« Je suivais ce domaine depuis longtemps. Il me plaisait beaucoup mais il n’y avait pas encore tout l’éclat. Là, j’ai vraiment eu un déclic », s’enflamme Guillaume Baroin, journaliste et dégustateur pour la Revue du vin de France qui vient de publier la 25e édition de son guide, l’équivalent du Michelin pour le vin. « Je veux raconter que le Beaujolais est un grand vignoble et qu’il est aujourd’hui en train de vivre un nouvel âge d’or. Après les années 80 et la fête du primeur (le Beaujolais nouveau), il revient sur le devant de la scène avec son terroir, son identité forte et à des prix accessibles », explique-t-il à l’AFP.
Pour lui, le Domaine Louis Claude Desvignes devient un « phare mondial du Beaujolais ».
Un évènement pour la famille propriétaire qui, depuis huit générations, s’échine entre les rangs serrés et pentus des crus du Morgon où, avec 10.000 pieds à l’hectare, rien n’est mécanisable.
Louis-Benoît et Claude-Emmanuelle reçoivent dans leur cave voûtée du XVIIe. Leur père n’est jamais très loin. Ils y tiennent.
Le choc de 2003
Elle, a toujours su qu’elle voulait reprendre le flambeau. Lui, a eu une phase « je rejette tout en bloc ». Il part étudier les arts appliqués, faire de la musique. Pour mieux revenir.
Ils se souviennent de ces dimanches midis avec à table des vins du monde entier. « Voir ce qui se fait à l’extérieur, ça permet de savoir ce qu’est votre identité, ce qu’on veut dire », explique Louis-Benoît.
Cette 3e étoile, c’est le fruit de la continuité, insistent-ils après une première décrochée par leur père en 99, puis une deuxième en 2005.

[Données à examiner]
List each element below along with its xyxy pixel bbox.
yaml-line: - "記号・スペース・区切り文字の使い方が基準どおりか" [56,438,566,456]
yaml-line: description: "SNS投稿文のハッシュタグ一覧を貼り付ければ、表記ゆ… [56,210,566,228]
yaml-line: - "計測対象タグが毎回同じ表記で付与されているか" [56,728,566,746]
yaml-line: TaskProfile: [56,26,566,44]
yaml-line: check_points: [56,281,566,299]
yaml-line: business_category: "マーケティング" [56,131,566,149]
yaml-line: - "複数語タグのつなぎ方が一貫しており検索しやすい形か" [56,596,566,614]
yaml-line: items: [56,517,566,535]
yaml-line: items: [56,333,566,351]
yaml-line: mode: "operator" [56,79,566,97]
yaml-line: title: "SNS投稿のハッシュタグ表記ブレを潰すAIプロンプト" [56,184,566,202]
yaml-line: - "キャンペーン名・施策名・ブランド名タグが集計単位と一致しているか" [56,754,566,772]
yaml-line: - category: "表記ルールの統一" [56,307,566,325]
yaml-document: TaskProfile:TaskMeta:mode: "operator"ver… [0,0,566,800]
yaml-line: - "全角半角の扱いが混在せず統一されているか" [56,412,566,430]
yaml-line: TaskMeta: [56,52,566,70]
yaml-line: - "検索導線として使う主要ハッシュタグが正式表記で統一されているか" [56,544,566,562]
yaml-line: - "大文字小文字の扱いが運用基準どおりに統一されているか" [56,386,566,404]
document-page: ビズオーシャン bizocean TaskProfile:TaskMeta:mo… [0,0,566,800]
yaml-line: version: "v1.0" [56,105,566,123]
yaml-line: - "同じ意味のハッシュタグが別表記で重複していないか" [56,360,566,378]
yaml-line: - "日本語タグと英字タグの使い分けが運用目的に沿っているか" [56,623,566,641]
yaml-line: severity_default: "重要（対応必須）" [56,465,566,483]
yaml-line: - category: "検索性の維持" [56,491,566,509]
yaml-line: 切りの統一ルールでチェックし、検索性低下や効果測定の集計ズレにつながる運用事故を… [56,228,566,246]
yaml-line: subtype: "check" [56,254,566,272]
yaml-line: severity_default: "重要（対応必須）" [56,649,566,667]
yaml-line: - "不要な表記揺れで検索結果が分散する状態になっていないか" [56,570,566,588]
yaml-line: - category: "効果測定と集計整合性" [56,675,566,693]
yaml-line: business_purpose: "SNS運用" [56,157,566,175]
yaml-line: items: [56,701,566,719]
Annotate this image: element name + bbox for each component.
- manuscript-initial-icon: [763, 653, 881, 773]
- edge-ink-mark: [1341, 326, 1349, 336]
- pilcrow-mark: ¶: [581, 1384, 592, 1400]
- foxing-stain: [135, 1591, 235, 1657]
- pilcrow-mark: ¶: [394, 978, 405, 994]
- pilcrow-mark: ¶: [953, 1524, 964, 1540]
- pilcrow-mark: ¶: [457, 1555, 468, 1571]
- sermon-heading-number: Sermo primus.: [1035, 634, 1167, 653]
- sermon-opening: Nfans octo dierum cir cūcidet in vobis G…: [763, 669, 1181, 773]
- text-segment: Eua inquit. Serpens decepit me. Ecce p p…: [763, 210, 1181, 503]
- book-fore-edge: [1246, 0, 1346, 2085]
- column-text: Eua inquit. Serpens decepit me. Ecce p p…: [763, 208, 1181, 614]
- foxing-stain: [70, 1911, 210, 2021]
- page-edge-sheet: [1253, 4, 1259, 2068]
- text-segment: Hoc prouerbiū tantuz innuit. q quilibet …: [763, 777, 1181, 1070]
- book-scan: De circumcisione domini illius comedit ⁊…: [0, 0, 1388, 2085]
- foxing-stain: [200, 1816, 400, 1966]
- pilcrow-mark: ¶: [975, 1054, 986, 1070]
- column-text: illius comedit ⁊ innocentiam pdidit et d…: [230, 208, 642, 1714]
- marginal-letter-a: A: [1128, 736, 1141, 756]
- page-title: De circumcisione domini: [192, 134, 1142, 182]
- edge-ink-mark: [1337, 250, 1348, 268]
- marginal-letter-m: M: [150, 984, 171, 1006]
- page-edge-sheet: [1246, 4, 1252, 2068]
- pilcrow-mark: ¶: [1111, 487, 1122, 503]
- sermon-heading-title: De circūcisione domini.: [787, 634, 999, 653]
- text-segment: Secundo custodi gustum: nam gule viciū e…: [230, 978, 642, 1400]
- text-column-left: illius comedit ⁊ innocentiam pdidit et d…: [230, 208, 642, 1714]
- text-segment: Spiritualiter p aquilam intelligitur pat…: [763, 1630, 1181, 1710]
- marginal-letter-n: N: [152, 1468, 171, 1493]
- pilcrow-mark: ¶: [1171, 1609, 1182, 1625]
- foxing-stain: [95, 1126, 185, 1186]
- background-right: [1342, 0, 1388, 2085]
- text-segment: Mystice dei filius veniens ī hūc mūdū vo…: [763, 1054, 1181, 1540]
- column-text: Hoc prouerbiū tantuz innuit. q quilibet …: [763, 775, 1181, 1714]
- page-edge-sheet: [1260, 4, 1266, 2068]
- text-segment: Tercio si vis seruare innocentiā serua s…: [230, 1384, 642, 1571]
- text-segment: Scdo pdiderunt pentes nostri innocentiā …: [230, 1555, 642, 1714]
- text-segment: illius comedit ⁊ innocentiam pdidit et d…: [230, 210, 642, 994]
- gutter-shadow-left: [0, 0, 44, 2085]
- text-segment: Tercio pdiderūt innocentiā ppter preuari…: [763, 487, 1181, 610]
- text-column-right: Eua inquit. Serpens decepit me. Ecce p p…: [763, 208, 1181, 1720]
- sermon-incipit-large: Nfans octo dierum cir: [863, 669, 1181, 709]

[Tâches à réaliser]
- 1) Selon l'article sur le Domaine Louis Claude Desvignes, combien de pieds de vigne à l'hectare compte-t-on dans les crus du Morgon ?
- 2) Poursuivez l'article sur le Domaine Louis Claude Desvignes à la suite de sa dernière phrase.

[Réponses par numéro]
- 1) On y compte 10.000 pieds à l'hectare.

- 2)
Elle est aussi le résultat d’une rupture majeure. Car en 2003, un an après la reprise, la canicule sévit, avec des vendanges en août, un raisin à 15 degrés. « On n’avait jamais vu ça ». « Il a fallu s’adapter au changement climatique: on a tout remis au travail du sol ».
Ils arrêtent brutalement les herbicides, puis progressivement les pesticides.
La transition est difficile. Aujourd’hui, on reconnaît leurs vignes par les herbes folles qui colorent les rangs. « Pour nous la qualité a énormément gagné. Il y a un enracinement et donc plus de finesse », estime Louis-Benoît.
Une qualité déjà reconnue dans le monde puisque 60% de leur production part à l’export (Australie, Grande-Bretagne, Canada, …). Avec des prix accessibles: entre 13 et 36 euros.
« Ces trois étoiles font plaisir pour les 10% de vignerons qui valorisent leur vin dans le Beaujolais. Elles prouvent que ça bouge; on sent l’émulation. Il y a des gens qui se remettent beaucoup en question », se félicite Renaud Bodillard, coprésident de Bien Boire en Beaujolais, un salon réunissant 200 domaines indépendants déterminés à changer le regard sur ce vignoble.
Complexe d’infériorité
« On souffre dans l’ensemble d’un complexe d’infériorité par rapport au Bourgogne qui est à côté. Et, avec les Beaujolais nouveaux, il faut bien reconnaître une grosse erreur de communication. Beaucoup de gens ne savent pas qu’ici, il y a aussi des crus », poursuit Isabelle Perraud, l’autre coprésidente de Bien Boire en Beaujolais.
Il a donc fallu travailler l’image et réajuster les prix. Aujourd’hui les récompenses commencent à tomber. Un autre vigneron du coin, Arnaud Aucoeur, vient d’être élu par le Guide Hachette des Vins 2020 « vigneron de l’année » en Beaujolais et triple coup de coeur.
Des jeunes avec une solide culture oenologique, des profils internationaux et qui cherchent tout sauf à faire des vins marketés qui sentent la banane.
Mais ces nouveaux visages ne doivent pas faire oublier ceux qui n’ont pas trouvé la parade au déclin du Beaujolais nouveau. Avec des coopératives dans le sud du vignoble qui ont les cuves pleines et des parcelles à l’abandon. Et qui ont connu un nouveau coup dur avec la grêle de l’été.